TASK DETAILS:
Will you extract the entries word for word? Images should not appear in the copy.

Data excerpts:
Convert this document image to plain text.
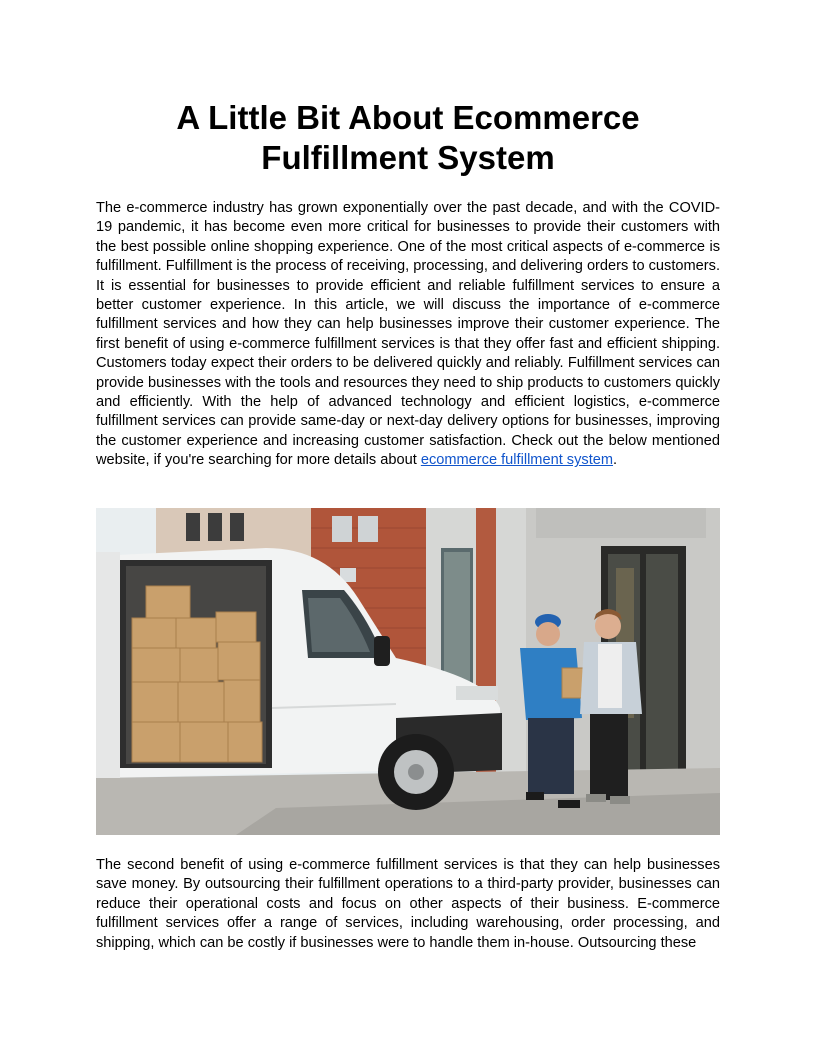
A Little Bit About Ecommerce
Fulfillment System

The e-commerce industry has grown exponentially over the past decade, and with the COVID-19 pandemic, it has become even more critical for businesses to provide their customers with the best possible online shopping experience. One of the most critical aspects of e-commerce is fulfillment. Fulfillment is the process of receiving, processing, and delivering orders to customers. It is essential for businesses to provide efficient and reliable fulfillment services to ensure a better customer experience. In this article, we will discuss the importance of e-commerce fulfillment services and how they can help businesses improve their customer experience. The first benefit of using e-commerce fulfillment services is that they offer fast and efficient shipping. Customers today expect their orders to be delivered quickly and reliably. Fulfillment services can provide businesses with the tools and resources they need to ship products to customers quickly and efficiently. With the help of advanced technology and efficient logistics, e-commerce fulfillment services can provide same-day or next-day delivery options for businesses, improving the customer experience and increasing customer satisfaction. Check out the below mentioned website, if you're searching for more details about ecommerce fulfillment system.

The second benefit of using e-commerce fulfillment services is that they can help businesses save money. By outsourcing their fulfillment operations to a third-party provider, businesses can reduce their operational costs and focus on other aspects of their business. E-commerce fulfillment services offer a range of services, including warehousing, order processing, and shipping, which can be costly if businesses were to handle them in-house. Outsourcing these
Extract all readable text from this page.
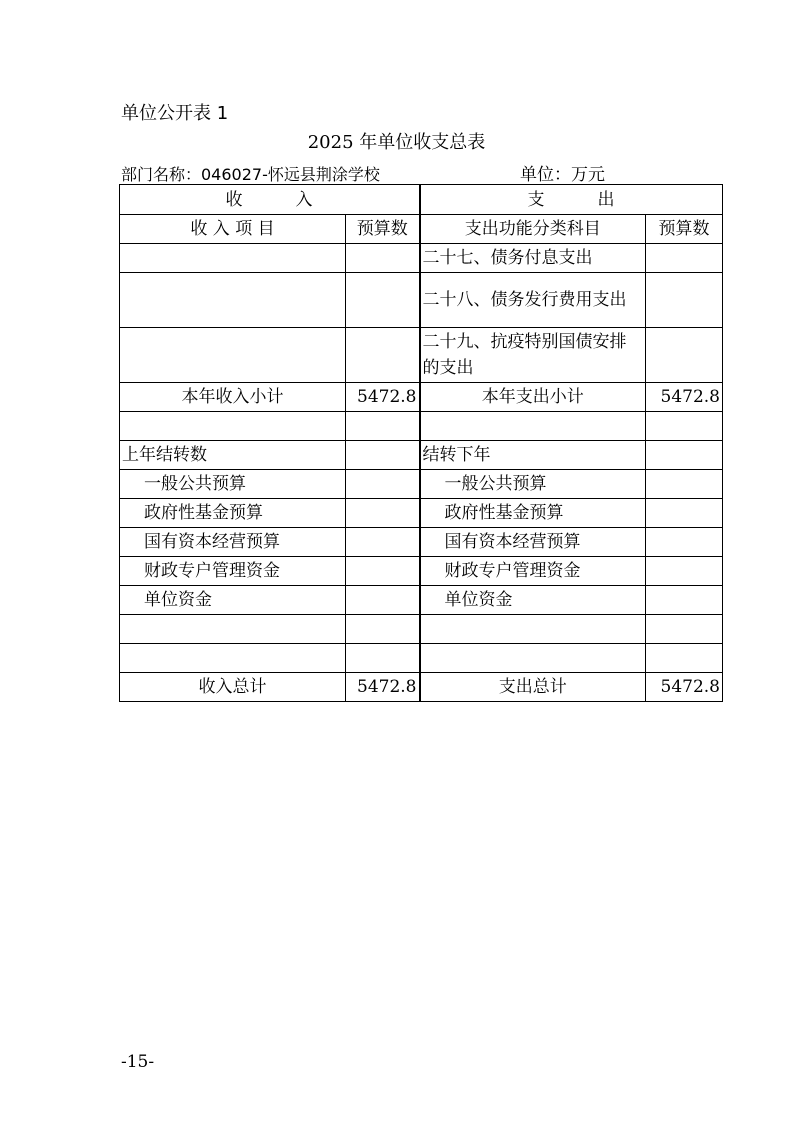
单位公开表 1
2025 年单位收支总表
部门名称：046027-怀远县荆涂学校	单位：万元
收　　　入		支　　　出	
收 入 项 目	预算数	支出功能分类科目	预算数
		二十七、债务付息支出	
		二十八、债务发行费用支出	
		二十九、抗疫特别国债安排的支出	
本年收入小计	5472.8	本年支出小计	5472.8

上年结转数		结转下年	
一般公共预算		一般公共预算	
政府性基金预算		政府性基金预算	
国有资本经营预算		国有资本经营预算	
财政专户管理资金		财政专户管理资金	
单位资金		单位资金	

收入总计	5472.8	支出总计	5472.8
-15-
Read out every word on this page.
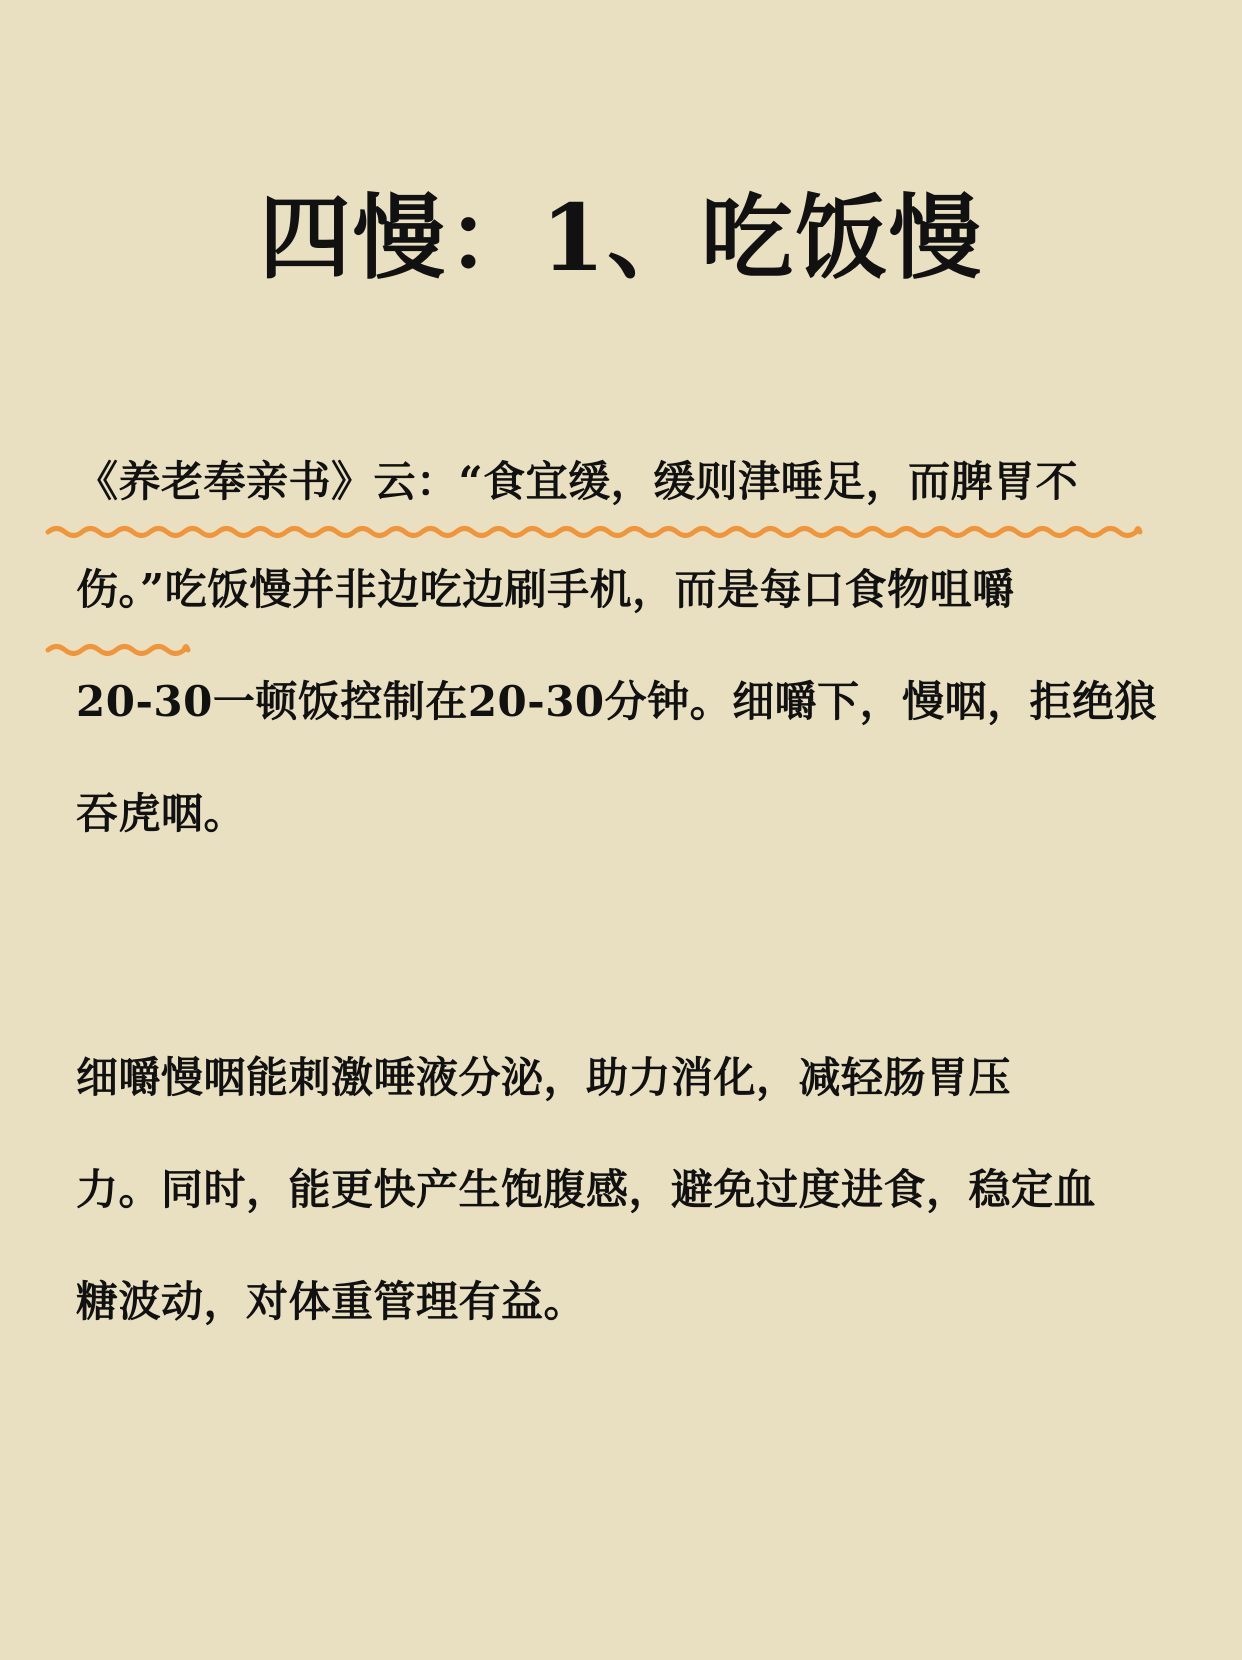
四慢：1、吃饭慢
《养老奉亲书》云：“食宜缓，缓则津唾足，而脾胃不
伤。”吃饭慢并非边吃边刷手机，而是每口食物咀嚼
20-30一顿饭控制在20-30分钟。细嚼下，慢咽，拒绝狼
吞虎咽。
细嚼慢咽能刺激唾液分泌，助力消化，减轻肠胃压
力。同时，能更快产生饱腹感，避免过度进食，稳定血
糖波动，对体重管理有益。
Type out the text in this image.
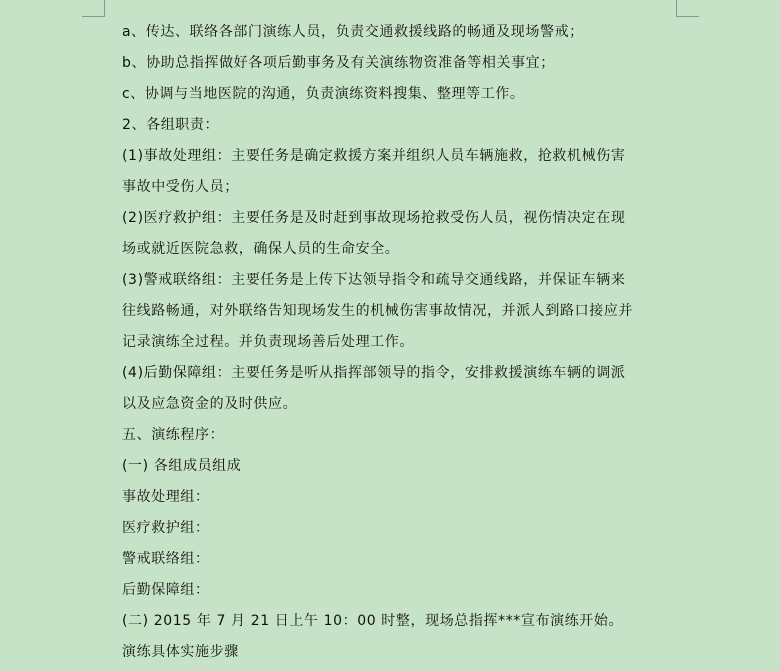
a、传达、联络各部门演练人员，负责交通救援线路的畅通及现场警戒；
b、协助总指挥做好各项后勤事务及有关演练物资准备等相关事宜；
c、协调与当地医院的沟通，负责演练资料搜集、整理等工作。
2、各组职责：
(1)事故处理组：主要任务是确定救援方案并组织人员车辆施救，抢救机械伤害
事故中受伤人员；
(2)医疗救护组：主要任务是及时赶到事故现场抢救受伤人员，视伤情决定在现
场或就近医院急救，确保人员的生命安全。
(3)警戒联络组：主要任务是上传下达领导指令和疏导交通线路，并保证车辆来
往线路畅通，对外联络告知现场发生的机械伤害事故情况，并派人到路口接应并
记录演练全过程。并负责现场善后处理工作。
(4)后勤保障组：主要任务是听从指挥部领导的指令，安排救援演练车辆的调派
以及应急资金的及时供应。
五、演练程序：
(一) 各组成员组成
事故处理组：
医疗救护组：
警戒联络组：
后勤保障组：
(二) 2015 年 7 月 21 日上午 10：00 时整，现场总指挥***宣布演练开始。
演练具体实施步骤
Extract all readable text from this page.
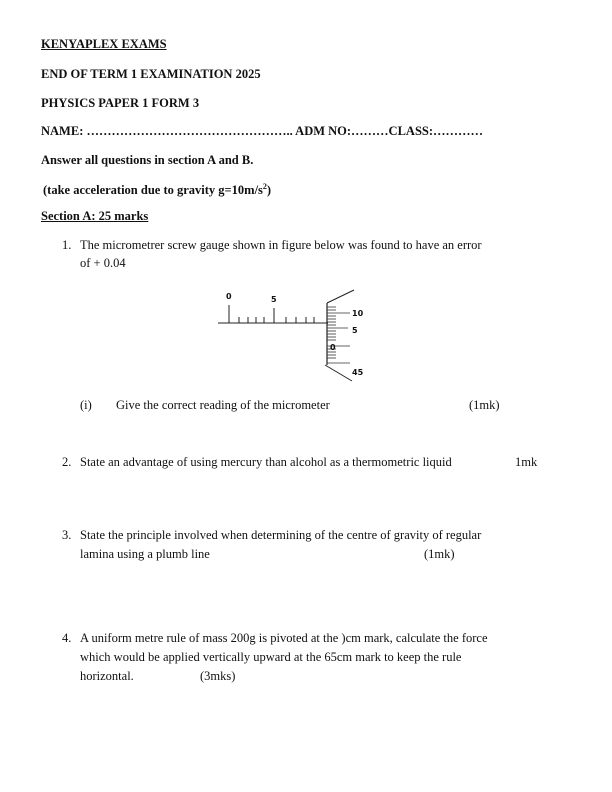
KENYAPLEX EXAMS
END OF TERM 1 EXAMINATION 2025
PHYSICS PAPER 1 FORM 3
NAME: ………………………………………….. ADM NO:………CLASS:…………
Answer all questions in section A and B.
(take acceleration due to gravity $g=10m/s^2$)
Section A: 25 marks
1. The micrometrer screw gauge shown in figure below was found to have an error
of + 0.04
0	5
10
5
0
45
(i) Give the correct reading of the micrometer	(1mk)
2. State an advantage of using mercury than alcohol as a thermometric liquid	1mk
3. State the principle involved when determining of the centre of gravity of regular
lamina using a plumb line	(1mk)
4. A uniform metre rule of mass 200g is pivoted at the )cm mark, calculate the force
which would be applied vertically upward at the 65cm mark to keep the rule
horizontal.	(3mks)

ANSWER TO THIS TASK:
Convert this document image to plain text.
A Little Bit About Ecommerce
Fulfillment System

The e-commerce industry has grown exponentially over the past decade, and with the COVID-19 pandemic, it has become even more critical for businesses to provide their customers with the best possible online shopping experience. One of the most critical aspects of e-commerce is fulfillment. Fulfillment is the process of receiving, processing, and delivering orders to customers. It is essential for businesses to provide efficient and reliable fulfillment services to ensure a better customer experience. In this article, we will discuss the importance of e-commerce fulfillment services and how they can help businesses improve their customer experience. The first benefit of using e-commerce fulfillment services is that they offer fast and efficient shipping. Customers today expect their orders to be delivered quickly and reliably. Fulfillment services can provide businesses with the tools and resources they need to ship products to customers quickly and efficiently. With the help of advanced technology and efficient logistics, e-commerce fulfillment services can provide same-day or next-day delivery options for businesses, improving the customer experience and increasing customer satisfaction. Check out the below mentioned website, if you're searching for more details about ecommerce fulfillment system.

The second benefit of using e-commerce fulfillment services is that they can help businesses save money. By outsourcing their fulfillment operations to a third-party provider, businesses can reduce their operational costs and focus on other aspects of their business. E-commerce fulfillment services offer a range of services, including warehousing, order processing, and shipping, which can be costly if businesses were to handle them in-house. Outsourcing these
Extract all readable text from this page.
单位公开表 1
2025 年单位收支总表
部门名称：046027-怀远县荆涂学校	单位：万元
收　　　入		支　　　出	
收 入 项 目	预算数	支出功能分类科目	预算数
		二十七、债务付息支出	
		二十八、债务发行费用支出	
		二十九、抗疫特别国债安排的支出	
本年收入小计	5472.8	本年支出小计	5472.8

上年结转数		结转下年	
一般公共预算		一般公共预算	
政府性基金预算		政府性基金预算	
国有资本经营预算		国有资本经营预算	
财政专户管理资金		财政专户管理资金	
单位资金		单位资金	

收入总计	5472.8	支出总计	5472.8
-15-
Read out every word on this page.
四慢：1、吃饭慢
《养老奉亲书》云：“食宜缓，缓则津唾足，而脾胃不
伤。”吃饭慢并非边吃边刷手机，而是每口食物咀嚼
20-30一顿饭控制在20-30分钟。细嚼下，慢咽，拒绝狼
吞虎咽。
细嚼慢咽能刺激唾液分泌，助力消化，减轻肠胃压
力。同时，能更快产生饱腹感，避免过度进食，稳定血
糖波动，对体重管理有益。
Type out the text in this image.
a、传达、联络各部门演练人员，负责交通救援线路的畅通及现场警戒；
b、协助总指挥做好各项后勤事务及有关演练物资准备等相关事宜；
c、协调与当地医院的沟通，负责演练资料搜集、整理等工作。
2、各组职责：
(1)事故处理组：主要任务是确定救援方案并组织人员车辆施救，抢救机械伤害
事故中受伤人员；
(2)医疗救护组：主要任务是及时赶到事故现场抢救受伤人员，视伤情决定在现
场或就近医院急救，确保人员的生命安全。
(3)警戒联络组：主要任务是上传下达领导指令和疏导交通线路，并保证车辆来
往线路畅通，对外联络告知现场发生的机械伤害事故情况，并派人到路口接应并
记录演练全过程。并负责现场善后处理工作。
(4)后勤保障组：主要任务是听从指挥部领导的指令，安排救援演练车辆的调派
以及应急资金的及时供应。
五、演练程序：
(一) 各组成员组成
事故处理组：
医疗救护组：
警戒联络组：
后勤保障组：
(二) 2015 年 7 月 21 日上午 10：00 时整，现场总指挥***宣布演练开始。
演练具体实施步骤
Extract all readable text from this page.
KENYAPLEX EXAMS
END OF TERM 1 EXAMINATION 2025
PHYSICS PAPER 1 FORM 3
NAME: ………………………………………….. ADM NO:………CLASS:…………
Answer all questions in section A and B.
(take acceleration due to gravity $g=10m/s^2$)
Section A: 25 marks
1. The micrometrer screw gauge shown in figure below was found to have an error
of + 0.04
0	5
10
5
0
45
(i) Give the correct reading of the micrometer	(1mk)
2. State an advantage of using mercury than alcohol as a thermometric liquid	1mk
3. State the principle involved when determining of the centre of gravity of regular
lamina using a plumb line	(1mk)
4. A uniform metre rule of mass 200g is pivoted at the )cm mark, calculate the force
which would be applied vertically upward at the 65cm mark to keep the rule
horizontal.	(3mks)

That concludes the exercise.